Source
WHAT IF'S AND FISH CHEEKS - 16 May 2011

16th May 2011   

Note: For those of you new to our blog, you might want to read the first 2 or 3 posts in the archive so that you know the background of our Cape House scenario.

What a week! On Tuesday, the latest potential buyer of our Cape house had to back out because his partner is too tall and the downstairs of the cottage, too short! Within hours I was covered in hives from neck to ankles. I’m sure only sheer vanity kept the little suckers from moving on to my face. Who’da thunk? Am I really so sensitive? Aren’t we all? And isn’t it great that our bodies are capable of telling  us everything we need to know, but don’t want to. Really, we can’t get away with anything.


I tried telling myself all kinds of stories that day: how it wasn’t a life/death situation, how little we control, how it would eventually sell. But the truth is, I was furious. How dare the universe not give me what I want, when I want it? And beneath the childish rage, the fear: What if the market bottoms out again? What if the house doesn’t sell? What if we can’t get out of debt?


The problem with fear is not the fear itself, it’s how vague we tend to keep it. Either we don’t name it or we don’t answer the “what if” questions. It took me two days to get back into reality. If the market bottoms out, if the house doesn’t sell, we’ll make other decisions when the time comes. We just don’t know, nor can we, what those decisions might be. And there we have one of the great human dilemmas: not knowing. It is unbearable to we humans to not know.


Over the course of the following two days, during which time the hives brought me to my knees, we made the one decision we can make right now: to go forward with our plans. And so on Saturday, we made the five and half hour drive we’ve made so many times, from Manhattan to Provincetown, stopping in Orleans at possibly the best fishmonger on the east coast, where we bought 6 halibut cheeks and a luscious, heart-shaped piece of tuna, the glistening red of which pulsed on its bed of crushed ice. Next stop, also in Orleans, Phoenix, the organic fruit and veggie shop, where a basket of fiddle-head ferns beckoned  from the inner sanctum of their curls. One more stop, in Wellfleet at PB’s, a true French boulangerie, complete with Parisienne accents, for a baguette for our Sunday morning breakfast.

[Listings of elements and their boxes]
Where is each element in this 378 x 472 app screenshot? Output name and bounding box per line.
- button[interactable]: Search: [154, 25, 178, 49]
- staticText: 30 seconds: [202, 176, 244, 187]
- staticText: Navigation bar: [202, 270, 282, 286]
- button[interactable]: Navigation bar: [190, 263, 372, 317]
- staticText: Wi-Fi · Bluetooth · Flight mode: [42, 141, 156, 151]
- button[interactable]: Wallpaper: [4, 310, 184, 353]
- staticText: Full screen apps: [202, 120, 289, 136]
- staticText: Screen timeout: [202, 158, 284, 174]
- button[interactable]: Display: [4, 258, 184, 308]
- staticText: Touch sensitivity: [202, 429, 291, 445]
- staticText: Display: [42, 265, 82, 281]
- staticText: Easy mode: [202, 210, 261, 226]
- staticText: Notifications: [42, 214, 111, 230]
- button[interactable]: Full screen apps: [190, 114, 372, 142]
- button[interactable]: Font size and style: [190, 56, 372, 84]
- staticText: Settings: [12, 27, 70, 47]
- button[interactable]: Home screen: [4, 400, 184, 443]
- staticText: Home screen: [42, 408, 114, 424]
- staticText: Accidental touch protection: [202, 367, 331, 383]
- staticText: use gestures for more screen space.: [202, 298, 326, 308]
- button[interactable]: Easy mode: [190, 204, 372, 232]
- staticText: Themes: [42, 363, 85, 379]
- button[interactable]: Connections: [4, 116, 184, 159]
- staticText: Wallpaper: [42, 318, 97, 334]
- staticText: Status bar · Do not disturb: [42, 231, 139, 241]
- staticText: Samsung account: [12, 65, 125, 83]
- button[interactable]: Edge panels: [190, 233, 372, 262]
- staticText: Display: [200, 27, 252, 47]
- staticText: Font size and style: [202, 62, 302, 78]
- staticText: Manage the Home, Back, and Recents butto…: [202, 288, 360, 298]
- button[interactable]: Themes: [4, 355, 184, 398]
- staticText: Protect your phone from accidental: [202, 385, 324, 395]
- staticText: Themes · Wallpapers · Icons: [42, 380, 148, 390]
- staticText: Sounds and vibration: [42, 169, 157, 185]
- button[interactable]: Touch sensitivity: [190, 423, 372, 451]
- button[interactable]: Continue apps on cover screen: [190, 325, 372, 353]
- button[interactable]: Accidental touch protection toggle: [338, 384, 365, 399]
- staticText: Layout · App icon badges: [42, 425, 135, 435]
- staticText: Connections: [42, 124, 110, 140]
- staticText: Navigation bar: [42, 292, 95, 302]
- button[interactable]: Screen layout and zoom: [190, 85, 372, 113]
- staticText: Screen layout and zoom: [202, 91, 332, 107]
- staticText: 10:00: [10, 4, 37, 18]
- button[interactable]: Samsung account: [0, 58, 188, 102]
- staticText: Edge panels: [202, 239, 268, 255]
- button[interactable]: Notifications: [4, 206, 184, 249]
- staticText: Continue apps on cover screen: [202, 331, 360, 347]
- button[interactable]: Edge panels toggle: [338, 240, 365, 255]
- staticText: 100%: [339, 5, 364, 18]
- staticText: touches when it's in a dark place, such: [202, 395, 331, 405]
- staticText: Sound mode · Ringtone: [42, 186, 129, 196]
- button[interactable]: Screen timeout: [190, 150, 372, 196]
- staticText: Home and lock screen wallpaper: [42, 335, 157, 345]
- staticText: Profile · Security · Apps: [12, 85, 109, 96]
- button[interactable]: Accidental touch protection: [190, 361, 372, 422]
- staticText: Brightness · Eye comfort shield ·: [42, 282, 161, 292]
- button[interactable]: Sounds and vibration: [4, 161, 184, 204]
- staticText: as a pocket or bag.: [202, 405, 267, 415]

Problem to work on
Duplicate the passage of the blog post starting at "The problem with" and ending at "to not know.", reproducing it word for word.

Answer to the exercise
The problem with fear is not the fear itself, it’s how vague we tend to keep it. Either we don’t name it or we don’t answer the “what if” questions. It took me two days to get back into reality. If the market bottoms out, if the house doesn’t sell, we’ll make other decisions when the time comes. We just don’t know, nor can we, what those decisions might be. And there we have one of the great human dilemmas: not knowing. It is unbearable to we humans to not know.